# Aim:
Tell how many lines contain the word "Propriedades". Reply with the number only.

((

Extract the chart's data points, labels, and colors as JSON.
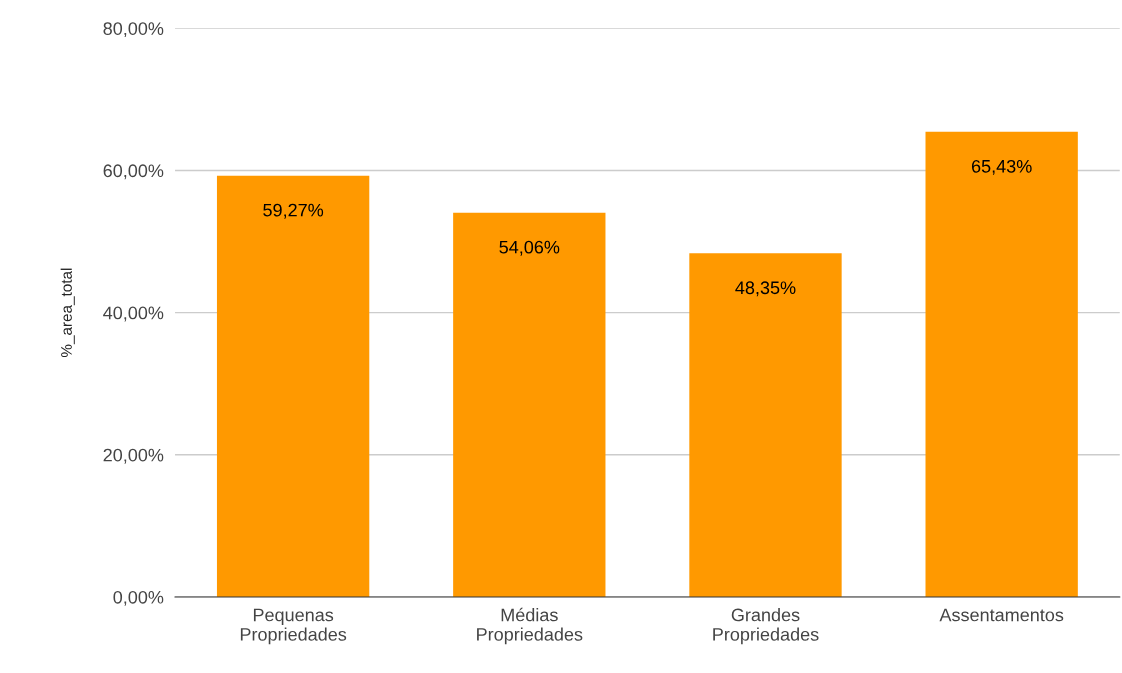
{
  "chart_data": {
    "type": "bar",
    "ylabel": "%_area_total",
    "categories": [
      "Pequenas Propriedades",
      "Médias Propriedades",
      "Grandes Propriedades",
      "Assentamentos"
    ],
    "values": [
      59.27,
      54.06,
      48.35,
      65.43
    ],
    "value_labels": [
      "59,27%",
      "54,06%",
      "48,35%",
      "65,43%"
    ],
    "color": "#ff9900",
    "ylim": [
      0,
      80
    ],
    "yticks": [
      {
        "value": 0,
        "label": "0,00%"
      },
      {
        "value": 20,
        "label": "20,00%"
      },
      {
        "value": 40,
        "label": "40,00%"
      },
      {
        "value": 60,
        "label": "60,00%"
      },
      {
        "value": 80,
        "label": "80,00%"
      }
    ],
    "grid": "y",
    "legend": false
  }
}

))

# The solution:
3